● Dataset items
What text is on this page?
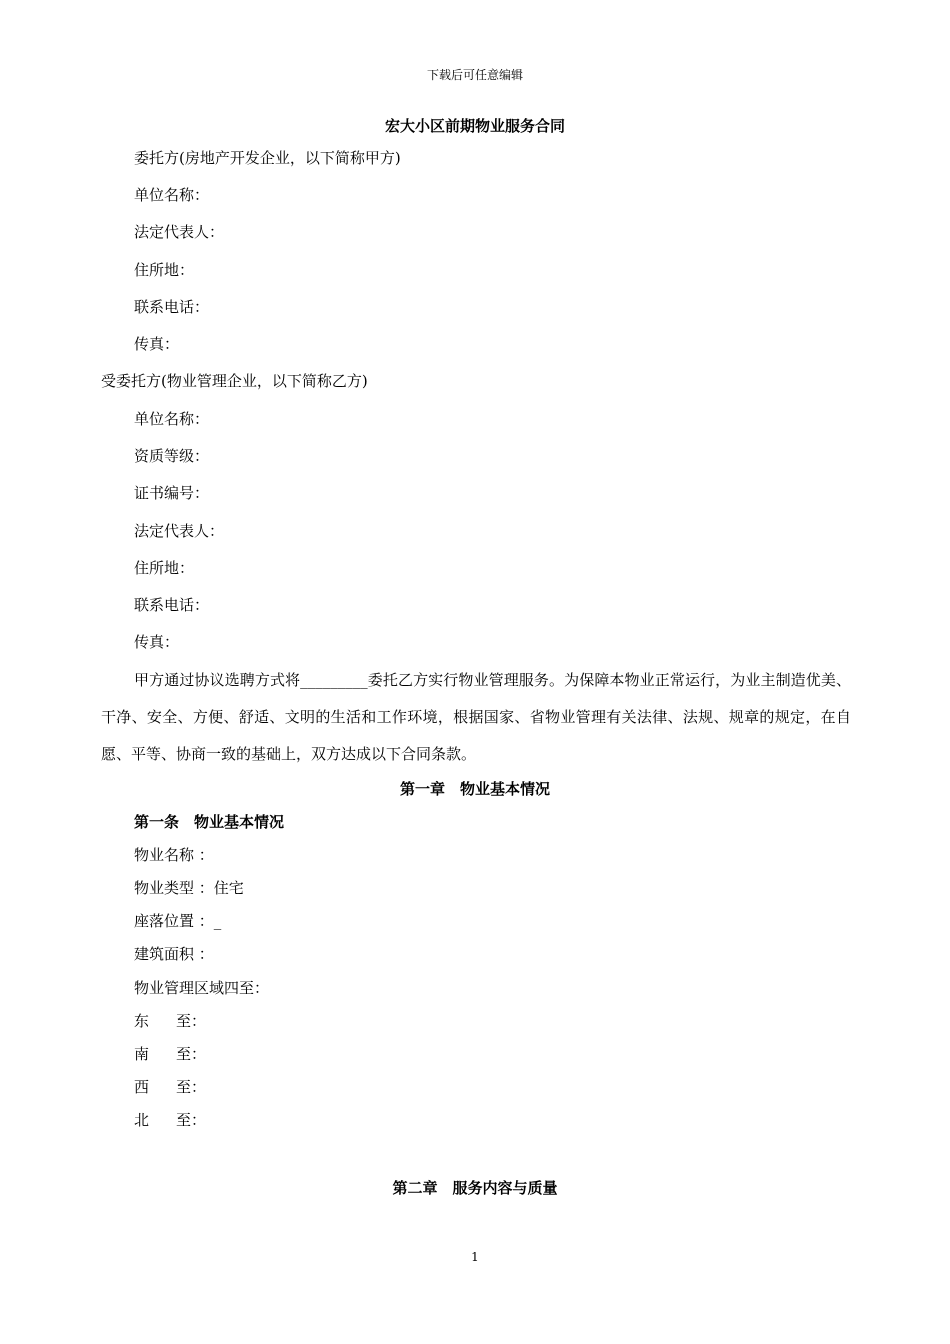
下载后可任意编辑
宏大小区前期物业服务合同
委托方(房地产开发企业，以下简称甲方)
单位名称：
法定代表人：
住所地：
联系电话：
传真：
受委托方(物业管理企业，以下简称乙方)
单位名称：
资质等级：
证书编号：
法定代表人：
住所地：
联系电话：
传真：
甲方通过协议选聘方式将_________委托乙方实行物业管理服务。为保障本物业正常运行，为业主制造优美、干净、安全、方便、舒适、文明的生活和工作环境，根据国家、省物业管理有关法律、法规、规章的规定，在自愿、平等、协商一致的基础上，双方达成以下合同条款。
第一章　物业基本情况
第一条　物业基本情况
物业名称 ：
物业类型 ：住宅
座落位置 ：_
建筑面积 ：
物业管理区域四至：
东 至：
南 至：
西 至：
北 至：
第二章　服务内容与质量
1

● TASK INSTRUCTIONS
Print each line of the material above exactly, with the pictures removed from your copy.

● ANSWER
What text is on this page?
下载后可任意编辑
宏大小区前期物业服务合同
委托方(房地产开发企业，以下简称甲方)
单位名称：
法定代表人：
住所地：
联系电话：
传真：
受委托方(物业管理企业，以下简称乙方)
单位名称：
资质等级：
证书编号：
法定代表人：
住所地：
联系电话：
传真：
甲方通过协议选聘方式将_________委托乙方实行物业管理服务。为保障本物业正常运行，为业主制造优美、干净、安全、方便、舒适、文明的生活和工作环境，根据国家、省物业管理有关法律、法规、规章的规定，在自愿、平等、协商一致的基础上，双方达成以下合同条款。
第一章　物业基本情况
第一条　物业基本情况
物业名称 ：
物业类型 ：住宅
座落位置 ：_
建筑面积 ：
物业管理区域四至：
东 至：
南 至：
西 至：
北 至：
第二章　服务内容与质量
1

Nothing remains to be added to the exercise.